AIM ->
Return all of the entries exactly, with nothing added or left out.
⁂
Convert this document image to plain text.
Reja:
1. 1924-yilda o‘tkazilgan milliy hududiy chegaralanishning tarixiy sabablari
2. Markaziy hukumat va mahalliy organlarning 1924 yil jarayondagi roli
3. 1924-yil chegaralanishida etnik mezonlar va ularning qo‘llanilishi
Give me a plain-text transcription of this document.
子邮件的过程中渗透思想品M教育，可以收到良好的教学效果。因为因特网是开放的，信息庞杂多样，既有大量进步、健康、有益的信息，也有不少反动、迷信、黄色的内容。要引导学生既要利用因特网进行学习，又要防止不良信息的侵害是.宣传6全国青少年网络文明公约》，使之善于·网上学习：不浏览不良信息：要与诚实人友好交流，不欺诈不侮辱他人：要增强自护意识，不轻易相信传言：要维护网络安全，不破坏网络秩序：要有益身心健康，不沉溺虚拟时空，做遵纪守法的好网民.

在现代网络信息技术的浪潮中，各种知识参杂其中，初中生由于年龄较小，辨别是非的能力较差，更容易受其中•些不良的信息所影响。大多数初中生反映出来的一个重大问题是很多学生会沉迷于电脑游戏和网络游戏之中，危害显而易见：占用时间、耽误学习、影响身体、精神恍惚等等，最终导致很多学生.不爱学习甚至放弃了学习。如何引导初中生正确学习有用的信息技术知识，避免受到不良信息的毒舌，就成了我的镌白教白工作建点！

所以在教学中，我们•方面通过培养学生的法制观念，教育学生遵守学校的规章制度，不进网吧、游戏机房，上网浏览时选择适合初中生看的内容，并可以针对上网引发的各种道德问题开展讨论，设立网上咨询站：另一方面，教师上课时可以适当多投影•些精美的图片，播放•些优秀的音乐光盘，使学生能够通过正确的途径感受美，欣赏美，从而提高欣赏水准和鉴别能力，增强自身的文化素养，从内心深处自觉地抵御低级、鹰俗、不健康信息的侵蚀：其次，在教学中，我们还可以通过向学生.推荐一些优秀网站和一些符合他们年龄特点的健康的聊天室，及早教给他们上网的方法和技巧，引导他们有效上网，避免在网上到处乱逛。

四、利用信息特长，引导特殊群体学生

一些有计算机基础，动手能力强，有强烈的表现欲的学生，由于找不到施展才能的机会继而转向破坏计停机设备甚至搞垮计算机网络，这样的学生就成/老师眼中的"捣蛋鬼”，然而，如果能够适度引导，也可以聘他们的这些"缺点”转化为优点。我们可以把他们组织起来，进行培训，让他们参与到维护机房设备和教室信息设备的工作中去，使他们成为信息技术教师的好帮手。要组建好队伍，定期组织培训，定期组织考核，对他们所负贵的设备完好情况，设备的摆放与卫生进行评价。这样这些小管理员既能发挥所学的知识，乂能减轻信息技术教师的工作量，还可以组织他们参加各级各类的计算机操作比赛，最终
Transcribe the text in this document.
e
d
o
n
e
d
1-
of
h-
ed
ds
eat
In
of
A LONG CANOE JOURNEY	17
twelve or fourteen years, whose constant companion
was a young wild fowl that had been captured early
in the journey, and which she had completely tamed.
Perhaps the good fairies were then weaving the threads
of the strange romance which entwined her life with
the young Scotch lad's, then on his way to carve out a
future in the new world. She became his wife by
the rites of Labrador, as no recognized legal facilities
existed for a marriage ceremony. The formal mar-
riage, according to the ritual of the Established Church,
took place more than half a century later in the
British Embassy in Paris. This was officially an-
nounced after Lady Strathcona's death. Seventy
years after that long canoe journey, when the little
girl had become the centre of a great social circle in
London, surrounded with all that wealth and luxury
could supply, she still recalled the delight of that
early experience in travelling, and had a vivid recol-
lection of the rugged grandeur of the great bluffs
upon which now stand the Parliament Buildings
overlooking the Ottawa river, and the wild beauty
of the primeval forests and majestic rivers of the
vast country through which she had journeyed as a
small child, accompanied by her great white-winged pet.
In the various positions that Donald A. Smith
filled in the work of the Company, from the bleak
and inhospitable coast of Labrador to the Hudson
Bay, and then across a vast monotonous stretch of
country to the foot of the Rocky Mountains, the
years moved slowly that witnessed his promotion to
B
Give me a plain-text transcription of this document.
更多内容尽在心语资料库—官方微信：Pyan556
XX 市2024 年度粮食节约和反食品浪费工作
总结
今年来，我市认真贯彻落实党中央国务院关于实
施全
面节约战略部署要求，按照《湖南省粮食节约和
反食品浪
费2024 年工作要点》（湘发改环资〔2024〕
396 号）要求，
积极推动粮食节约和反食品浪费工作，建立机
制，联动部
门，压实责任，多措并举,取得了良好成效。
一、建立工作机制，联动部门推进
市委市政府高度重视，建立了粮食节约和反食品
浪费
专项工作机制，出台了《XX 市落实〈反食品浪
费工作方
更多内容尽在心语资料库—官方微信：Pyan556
⁂
EXPECTED ANSWER ->
Convert this document image to plain text.
Reja:
1. 1924-yilda o‘tkazilgan milliy hududiy chegaralanishning tarixiy sabablari
2. Markaziy hukumat va mahalliy organlarning 1924 yil jarayondagi roli
3. 1924-yil chegaralanishida etnik mezonlar va ularning qo‘llanilishi
Give me a plain-text transcription of this document.
子邮件的过程中渗透思想品M教育，可以收到良好的教学效果。因为因特网是开放的，信息庞杂多样，既有大量进步、健康、有益的信息，也有不少反动、迷信、黄色的内容。要引导学生既要利用因特网进行学习，又要防止不良信息的侵害是.宣传6全国青少年网络文明公约》，使之善于·网上学习：不浏览不良信息：要与诚实人友好交流，不欺诈不侮辱他人：要增强自护意识，不轻易相信传言：要维护网络安全，不破坏网络秩序：要有益身心健康，不沉溺虚拟时空，做遵纪守法的好网民.

在现代网络信息技术的浪潮中，各种知识参杂其中，初中生由于年龄较小，辨别是非的能力较差，更容易受其中•些不良的信息所影响。大多数初中生反映出来的一个重大问题是很多学生会沉迷于电脑游戏和网络游戏之中，危害显而易见：占用时间、耽误学习、影响身体、精神恍惚等等，最终导致很多学生.不爱学习甚至放弃了学习。如何引导初中生正确学习有用的信息技术知识，避免受到不良信息的毒舌，就成了我的镌白教白工作建点！

所以在教学中，我们•方面通过培养学生的法制观念，教育学生遵守学校的规章制度，不进网吧、游戏机房，上网浏览时选择适合初中生看的内容，并可以针对上网引发的各种道德问题开展讨论，设立网上咨询站：另一方面，教师上课时可以适当多投影•些精美的图片，播放•些优秀的音乐光盘，使学生能够通过正确的途径感受美，欣赏美，从而提高欣赏水准和鉴别能力，增强自身的文化素养，从内心深处自觉地抵御低级、鹰俗、不健康信息的侵蚀：其次，在教学中，我们还可以通过向学生.推荐一些优秀网站和一些符合他们年龄特点的健康的聊天室，及早教给他们上网的方法和技巧，引导他们有效上网，避免在网上到处乱逛。

四、利用信息特长，引导特殊群体学生

一些有计算机基础，动手能力强，有强烈的表现欲的学生，由于找不到施展才能的机会继而转向破坏计停机设备甚至搞垮计算机网络，这样的学生就成/老师眼中的"捣蛋鬼”，然而，如果能够适度引导，也可以聘他们的这些"缺点”转化为优点。我们可以把他们组织起来，进行培训，让他们参与到维护机房设备和教室信息设备的工作中去，使他们成为信息技术教师的好帮手。要组建好队伍，定期组织培训，定期组织考核，对他们所负贵的设备完好情况，设备的摆放与卫生进行评价。这样这些小管理员既能发挥所学的知识，乂能减轻信息技术教师的工作量，还可以组织他们参加各级各类的计算机操作比赛，最终
Transcribe the text in this document.
e
d
o
n
e
d
1-
of
h-
ed
ds
eat
In
of
A LONG CANOE JOURNEY	17
twelve or fourteen years, whose constant companion
was a young wild fowl that had been captured early
in the journey, and which she had completely tamed.
Perhaps the good fairies were then weaving the threads
of the strange romance which entwined her life with
the young Scotch lad's, then on his way to carve out a
future in the new world. She became his wife by
the rites of Labrador, as no recognized legal facilities
existed for a marriage ceremony. The formal mar-
riage, according to the ritual of the Established Church,
took place more than half a century later in the
British Embassy in Paris. This was officially an-
nounced after Lady Strathcona's death. Seventy
years after that long canoe journey, when the little
girl had become the centre of a great social circle in
London, surrounded with all that wealth and luxury
could supply, she still recalled the delight of that
early experience in travelling, and had a vivid recol-
lection of the rugged grandeur of the great bluffs
upon which now stand the Parliament Buildings
overlooking the Ottawa river, and the wild beauty
of the primeval forests and majestic rivers of the
vast country through which she had journeyed as a
small child, accompanied by her great white-winged pet.
In the various positions that Donald A. Smith
filled in the work of the Company, from the bleak
and inhospitable coast of Labrador to the Hudson
Bay, and then across a vast monotonous stretch of
country to the foot of the Rocky Mountains, the
years moved slowly that witnessed his promotion to
B
Give me a plain-text transcription of this document.
更多内容尽在心语资料库—官方微信：Pyan556
XX 市2024 年度粮食节约和反食品浪费工作
总结
今年来，我市认真贯彻落实党中央国务院关于实
施全
面节约战略部署要求，按照《湖南省粮食节约和
反食品浪
费2024 年工作要点》（湘发改环资〔2024〕
396 号）要求，
积极推动粮食节约和反食品浪费工作，建立机
制，联动部
门，压实责任，多措并举,取得了良好成效。
一、建立工作机制，联动部门推进
市委市政府高度重视，建立了粮食节约和反食品
浪费
专项工作机制，出台了《XX 市落实〈反食品浪
费工作方
更多内容尽在心语资料库—官方微信：Pyan556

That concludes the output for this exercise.